DOCUMENT -
----

Le droit de rire
" Qu’on vous voie souvent sourire, mais qu’on ne vous entende jamais
rire tant que vous vivrez "
C’est le Comte de Chesterfield qui donne cet étrange conseil à
son fils. Milord Chesterfield, un homme d’Etat Britannique de premier plan,
a négocié du côté Anglais la paix d’Utrecht, qui
a mis fin à la Guerre de Succession d’Espagne en 1713. Comme il n’a
pas de fils légitime, il veut faire d’un de ses bâtards son successeur
au Parlement. Pour transformer en parfait gentleman ce garçon
élevé à la campagne dans un milieu modeste, et qu’il
connaît à peine, le père envoie le jeune homme faire son
" tour " d’Europe, et lui prodigue à distance ses conseils
éducatifs par lettres.
Comment un père peut-il interdire de rire à son fils ? On pense
d’abord qu’il s’agit d’une aberration pédagogique de plus, au sein
du projet éducatif absurde qui consiste à élever un enfant
sans avoir de contact réel avec lui. Comme on pouvait s’y attendre,
la tentative échouera misérablement : affligé d’un bégaiement
sévère, le jeune homme, élu au Parlement grâce
à un vote acheté dans un " bourg pourri ", sera ridiculisé
à jamais dès son premier discours. Mais l’interdit de rire n’est
pas propre à Lord Chesterfield. Toute l’aristocratie flegmatique de
l’Angleterre du XVIIIe siècle prohibe le rire, ainsi que l’écrit
le poète Charles Churchill (1761) :
" If, in these hallowed times, when sober,
sad
All gentlemen are melancholly mad,
When ’tis not deemed so great a crime by
half
To violate a vestal as to laugh "
" Si, en ces temps bénis, quand ils sont à
jeun, tristes,
Tous ces Messieurs sont fous par mélancolie
Quand il s’en faut bien de moitié qu’on trouve aussi criminel
De violer une vestale que de rire " .
Une telle attitude collective surprend d’autant plus que ce même dix-huitième
siècle Anglais qui interdit de rire a aussi inventé l’humour.

----

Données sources

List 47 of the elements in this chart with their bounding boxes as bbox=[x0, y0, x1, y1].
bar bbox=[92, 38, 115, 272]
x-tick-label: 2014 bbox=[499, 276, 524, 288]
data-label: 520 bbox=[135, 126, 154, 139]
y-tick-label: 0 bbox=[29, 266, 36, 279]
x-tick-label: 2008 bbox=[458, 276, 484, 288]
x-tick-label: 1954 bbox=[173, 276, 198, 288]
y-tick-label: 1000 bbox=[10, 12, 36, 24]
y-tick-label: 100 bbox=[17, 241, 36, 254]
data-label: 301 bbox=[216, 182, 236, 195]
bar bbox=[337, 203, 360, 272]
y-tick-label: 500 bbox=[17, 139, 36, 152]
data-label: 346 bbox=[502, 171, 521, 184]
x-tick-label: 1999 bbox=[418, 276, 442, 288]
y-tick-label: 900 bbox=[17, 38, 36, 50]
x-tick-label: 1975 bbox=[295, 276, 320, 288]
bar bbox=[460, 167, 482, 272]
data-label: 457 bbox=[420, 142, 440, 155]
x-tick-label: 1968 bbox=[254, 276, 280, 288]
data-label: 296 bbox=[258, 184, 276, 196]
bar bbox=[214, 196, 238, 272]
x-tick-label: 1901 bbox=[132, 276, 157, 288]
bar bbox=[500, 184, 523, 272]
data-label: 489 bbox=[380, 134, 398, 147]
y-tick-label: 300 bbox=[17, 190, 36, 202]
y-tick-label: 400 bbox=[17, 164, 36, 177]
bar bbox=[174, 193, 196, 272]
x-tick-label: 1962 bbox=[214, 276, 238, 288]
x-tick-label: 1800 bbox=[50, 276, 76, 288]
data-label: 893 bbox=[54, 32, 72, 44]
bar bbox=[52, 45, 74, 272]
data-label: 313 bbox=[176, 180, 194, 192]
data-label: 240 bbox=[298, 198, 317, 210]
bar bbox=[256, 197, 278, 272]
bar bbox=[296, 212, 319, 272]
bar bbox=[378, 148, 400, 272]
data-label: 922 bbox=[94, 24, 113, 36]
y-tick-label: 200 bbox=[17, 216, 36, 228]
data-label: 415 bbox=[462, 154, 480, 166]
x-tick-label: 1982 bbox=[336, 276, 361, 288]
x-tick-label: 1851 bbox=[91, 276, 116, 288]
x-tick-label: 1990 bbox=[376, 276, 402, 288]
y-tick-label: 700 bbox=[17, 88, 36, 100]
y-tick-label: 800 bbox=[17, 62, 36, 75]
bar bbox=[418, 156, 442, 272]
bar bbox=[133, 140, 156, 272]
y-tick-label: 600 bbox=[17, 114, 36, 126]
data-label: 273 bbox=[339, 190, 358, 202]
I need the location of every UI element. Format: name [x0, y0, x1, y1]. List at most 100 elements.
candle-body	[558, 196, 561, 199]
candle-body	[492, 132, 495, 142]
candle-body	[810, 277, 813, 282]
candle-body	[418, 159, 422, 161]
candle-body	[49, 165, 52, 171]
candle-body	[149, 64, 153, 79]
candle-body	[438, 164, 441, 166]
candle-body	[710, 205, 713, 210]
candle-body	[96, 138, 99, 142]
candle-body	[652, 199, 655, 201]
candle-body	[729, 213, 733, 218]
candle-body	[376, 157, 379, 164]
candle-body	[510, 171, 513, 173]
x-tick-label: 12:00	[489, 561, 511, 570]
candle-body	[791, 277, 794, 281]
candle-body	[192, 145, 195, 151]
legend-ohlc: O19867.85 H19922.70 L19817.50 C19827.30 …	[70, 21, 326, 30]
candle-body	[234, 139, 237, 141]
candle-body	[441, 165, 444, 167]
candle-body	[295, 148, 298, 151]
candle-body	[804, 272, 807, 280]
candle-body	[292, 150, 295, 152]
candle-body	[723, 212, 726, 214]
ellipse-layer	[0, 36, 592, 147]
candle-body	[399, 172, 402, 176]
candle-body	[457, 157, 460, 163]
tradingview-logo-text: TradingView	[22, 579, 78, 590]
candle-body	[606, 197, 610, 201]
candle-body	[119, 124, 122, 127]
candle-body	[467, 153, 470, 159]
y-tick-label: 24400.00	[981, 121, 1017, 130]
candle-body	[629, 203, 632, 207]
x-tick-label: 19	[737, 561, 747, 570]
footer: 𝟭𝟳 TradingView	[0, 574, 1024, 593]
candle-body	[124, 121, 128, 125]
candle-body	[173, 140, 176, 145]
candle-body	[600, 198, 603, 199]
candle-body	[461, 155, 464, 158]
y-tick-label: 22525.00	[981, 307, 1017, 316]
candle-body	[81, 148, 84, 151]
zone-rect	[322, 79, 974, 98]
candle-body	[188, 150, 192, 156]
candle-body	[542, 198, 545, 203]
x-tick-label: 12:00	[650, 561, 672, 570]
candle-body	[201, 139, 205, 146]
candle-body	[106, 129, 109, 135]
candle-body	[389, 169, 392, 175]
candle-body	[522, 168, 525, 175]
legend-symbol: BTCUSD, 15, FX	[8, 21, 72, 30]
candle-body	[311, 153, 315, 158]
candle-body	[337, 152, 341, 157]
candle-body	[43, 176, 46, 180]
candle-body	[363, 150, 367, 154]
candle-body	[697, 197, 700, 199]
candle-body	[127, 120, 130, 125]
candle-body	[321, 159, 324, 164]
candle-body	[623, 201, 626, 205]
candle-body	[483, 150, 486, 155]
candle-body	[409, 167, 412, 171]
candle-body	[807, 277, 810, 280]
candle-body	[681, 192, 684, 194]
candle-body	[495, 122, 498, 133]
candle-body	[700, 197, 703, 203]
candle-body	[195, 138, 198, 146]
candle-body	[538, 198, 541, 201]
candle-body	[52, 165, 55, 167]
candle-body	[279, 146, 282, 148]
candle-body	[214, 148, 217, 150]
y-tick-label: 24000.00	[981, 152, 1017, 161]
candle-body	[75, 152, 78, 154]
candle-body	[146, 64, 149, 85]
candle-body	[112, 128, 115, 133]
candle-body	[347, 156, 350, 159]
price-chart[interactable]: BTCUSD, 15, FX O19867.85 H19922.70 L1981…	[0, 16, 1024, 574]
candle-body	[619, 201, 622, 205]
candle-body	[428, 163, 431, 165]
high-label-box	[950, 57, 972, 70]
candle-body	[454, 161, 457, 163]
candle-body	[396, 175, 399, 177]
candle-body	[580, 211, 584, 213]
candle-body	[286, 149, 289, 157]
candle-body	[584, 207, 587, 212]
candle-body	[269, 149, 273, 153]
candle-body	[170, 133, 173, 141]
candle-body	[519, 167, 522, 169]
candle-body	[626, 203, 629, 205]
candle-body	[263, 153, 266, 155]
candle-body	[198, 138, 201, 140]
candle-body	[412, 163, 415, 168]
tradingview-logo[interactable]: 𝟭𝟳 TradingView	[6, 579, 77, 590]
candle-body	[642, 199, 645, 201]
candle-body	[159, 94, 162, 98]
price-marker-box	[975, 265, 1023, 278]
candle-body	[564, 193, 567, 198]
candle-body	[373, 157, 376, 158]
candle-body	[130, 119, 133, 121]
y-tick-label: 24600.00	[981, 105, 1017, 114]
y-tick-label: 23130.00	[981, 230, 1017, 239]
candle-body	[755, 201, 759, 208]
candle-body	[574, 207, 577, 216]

----

VOTRE TRAVAIL -
(1) D'après le texte sur le droit de rire, en quelle année la paix d'Utrecht a-t-elle mis fin à la Guerre de Succession d'Espagne ?
(2) Réécrivez le passage du texte sur le droit de rire qui commence par les mots « C’est le Comte » et se termine par « éducatifs par lettres. », en remplaçant « par lettres » par « par courrier ».
(3) Indiquez si chacune des affirmations suivantes concorde avec le texte sur le droit de rire, en répondant par oui ou par non et en citant les mots décisifs du texte.
(a) Le fils de Chesterfield a été élevé à la campagne dans un milieu modeste.
(b) Le jeune homme a brillé lors de son premier discours au Parlement.
(c) Le poème de Charles Churchill cité dans le texte date de 1761.
Le listing provient d'une autre source.

RÉPONSES -
(1) En 1713.

(2)
C’est le Comte de Chesterfield qui donne cet étrange conseil à
son fils. Milord Chesterfield, un homme d’Etat Britannique de premier plan,
a négocié du côté Anglais la paix d’Utrecht, qui
a mis fin à la Guerre de Succession d’Espagne en 1713. Comme il n’a
pas de fils légitime, il veut faire d’un de ses bâtards son successeur
au Parlement. Pour transformer en parfait gentleman ce garçon
élevé à la campagne dans un milieu modeste, et qu’il
connaît à peine, le père envoie le jeune homme faire son
" tour " d’Europe, et lui prodigue à distance ses conseils
éducatifs par courrier.

(3)
(a) Oui : « élevé à la campagne dans un milieu modeste ».
(b) Non : « sera ridiculisé à jamais dès son premier discours ».
(c) Oui : « le poète Charles Churchill (1761) ».